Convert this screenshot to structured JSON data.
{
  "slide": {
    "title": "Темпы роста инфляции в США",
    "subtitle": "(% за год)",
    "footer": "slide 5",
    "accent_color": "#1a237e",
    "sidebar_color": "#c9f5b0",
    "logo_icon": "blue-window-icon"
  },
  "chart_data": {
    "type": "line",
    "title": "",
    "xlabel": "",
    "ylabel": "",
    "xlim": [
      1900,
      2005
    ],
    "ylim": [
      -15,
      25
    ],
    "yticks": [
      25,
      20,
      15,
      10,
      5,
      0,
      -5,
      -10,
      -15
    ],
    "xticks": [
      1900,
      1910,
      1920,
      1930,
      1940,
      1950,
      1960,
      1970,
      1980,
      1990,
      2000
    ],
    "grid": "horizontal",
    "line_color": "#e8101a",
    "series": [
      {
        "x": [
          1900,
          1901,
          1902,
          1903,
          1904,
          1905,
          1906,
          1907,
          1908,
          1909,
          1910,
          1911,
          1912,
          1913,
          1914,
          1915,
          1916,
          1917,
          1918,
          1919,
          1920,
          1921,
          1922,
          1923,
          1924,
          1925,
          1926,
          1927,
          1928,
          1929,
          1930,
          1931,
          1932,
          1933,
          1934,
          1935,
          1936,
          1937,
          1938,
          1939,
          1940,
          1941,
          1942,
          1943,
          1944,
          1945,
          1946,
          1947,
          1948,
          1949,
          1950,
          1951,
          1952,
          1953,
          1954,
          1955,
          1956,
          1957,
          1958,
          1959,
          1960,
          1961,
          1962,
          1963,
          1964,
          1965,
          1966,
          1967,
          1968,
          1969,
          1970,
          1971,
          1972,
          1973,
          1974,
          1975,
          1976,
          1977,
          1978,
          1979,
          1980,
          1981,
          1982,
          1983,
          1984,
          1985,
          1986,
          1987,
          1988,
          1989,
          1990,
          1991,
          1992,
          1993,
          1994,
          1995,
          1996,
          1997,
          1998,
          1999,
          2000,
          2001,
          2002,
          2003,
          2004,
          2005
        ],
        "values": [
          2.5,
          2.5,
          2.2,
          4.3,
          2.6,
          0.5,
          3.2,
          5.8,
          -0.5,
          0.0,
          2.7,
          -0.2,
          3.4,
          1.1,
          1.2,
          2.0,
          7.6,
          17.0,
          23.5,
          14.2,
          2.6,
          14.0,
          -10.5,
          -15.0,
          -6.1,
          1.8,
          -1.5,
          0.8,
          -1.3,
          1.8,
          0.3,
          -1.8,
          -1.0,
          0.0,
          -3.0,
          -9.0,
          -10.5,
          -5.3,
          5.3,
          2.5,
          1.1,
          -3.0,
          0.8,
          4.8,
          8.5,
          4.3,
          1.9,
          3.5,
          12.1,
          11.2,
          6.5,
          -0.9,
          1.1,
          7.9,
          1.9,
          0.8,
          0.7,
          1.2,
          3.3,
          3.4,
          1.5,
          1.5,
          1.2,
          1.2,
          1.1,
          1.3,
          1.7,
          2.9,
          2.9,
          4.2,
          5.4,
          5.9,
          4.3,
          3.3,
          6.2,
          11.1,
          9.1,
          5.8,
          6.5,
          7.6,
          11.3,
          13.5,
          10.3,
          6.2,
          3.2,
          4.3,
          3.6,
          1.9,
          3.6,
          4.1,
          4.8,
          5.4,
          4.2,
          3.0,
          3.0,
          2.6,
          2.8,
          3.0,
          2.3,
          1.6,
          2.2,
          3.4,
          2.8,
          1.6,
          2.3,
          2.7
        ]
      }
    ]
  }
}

Task details | Write the data from above out again, exactly.

The answer |
Convert this screenshot to structured JSON data.
{
  "slide": {
    "title": "Темпы роста инфляции в США",
    "subtitle": "(% за год)",
    "footer": "slide 5",
    "accent_color": "#1a237e",
    "sidebar_color": "#c9f5b0",
    "logo_icon": "blue-window-icon"
  },
  "chart_data": {
    "type": "line",
    "title": "",
    "xlabel": "",
    "ylabel": "",
    "xlim": [
      1900,
      2005
    ],
    "ylim": [
      -15,
      25
    ],
    "yticks": [
      25,
      20,
      15,
      10,
      5,
      0,
      -5,
      -10,
      -15
    ],
    "xticks": [
      1900,
      1910,
      1920,
      1930,
      1940,
      1950,
      1960,
      1970,
      1980,
      1990,
      2000
    ],
    "grid": "horizontal",
    "line_color": "#e8101a",
    "series": [
      {
        "x": [
          1900,
          1901,
          1902,
          1903,
          1904,
          1905,
          1906,
          1907,
          1908,
          1909,
          1910,
          1911,
          1912,
          1913,
          1914,
          1915,
          1916,
          1917,
          1918,
          1919,
          1920,
          1921,
          1922,
          1923,
          1924,
          1925,
          1926,
          1927,
          1928,
          1929,
          1930,
          1931,
          1932,
          1933,
          1934,
          1935,
          1936,
          1937,
          1938,
          1939,
          1940,
          1941,
          1942,
          1943,
          1944,
          1945,
          1946,
          1947,
          1948,
          1949,
          1950,
          1951,
          1952,
          1953,
          1954,
          1955,
          1956,
          1957,
          1958,
          1959,
          1960,
          1961,
          1962,
          1963,
          1964,
          1965,
          1966,
          1967,
          1968,
          1969,
          1970,
          1971,
          1972,
          1973,
          1974,
          1975,
          1976,
          1977,
          1978,
          1979,
          1980,
          1981,
          1982,
          1983,
          1984,
          1985,
          1986,
          1987,
          1988,
          1989,
          1990,
          1991,
          1992,
          1993,
          1994,
          1995,
          1996,
          1997,
          1998,
          1999,
          2000,
          2001,
          2002,
          2003,
          2004,
          2005
        ],
        "values": [
          2.5,
          2.5,
          2.2,
          4.3,
          2.6,
          0.5,
          3.2,
          5.8,
          -0.5,
          0.0,
          2.7,
          -0.2,
          3.4,
          1.1,
          1.2,
          2.0,
          7.6,
          17.0,
          23.5,
          14.2,
          2.6,
          14.0,
          -10.5,
          -15.0,
          -6.1,
          1.8,
          -1.5,
          0.8,
          -1.3,
          1.8,
          0.3,
          -1.8,
          -1.0,
          0.0,
          -3.0,
          -9.0,
          -10.5,
          -5.3,
          5.3,
          2.5,
          1.1,
          -3.0,
          0.8,
          4.8,
          8.5,
          4.3,
          1.9,
          3.5,
          12.1,
          11.2,
          6.5,
          -0.9,
          1.1,
          7.9,
          1.9,
          0.8,
          0.7,
          1.2,
          3.3,
          3.4,
          1.5,
          1.5,
          1.2,
          1.2,
          1.1,
          1.3,
          1.7,
          2.9,
          2.9,
          4.2,
          5.4,
          5.9,
          4.3,
          3.3,
          6.2,
          11.1,
          9.1,
          5.8,
          6.5,
          7.6,
          11.3,
          13.5,
          10.3,
          6.2,
          3.2,
          4.3,
          3.6,
          1.9,
          3.6,
          4.1,
          4.8,
          5.4,
          4.2,
          3.0,
          3.0,
          2.6,
          2.8,
          3.0,
          2.3,
          1.6,
          2.2,
          3.4,
          2.8,
          1.6,
          2.3,
          2.7
        ]
      }
    ]
  }
}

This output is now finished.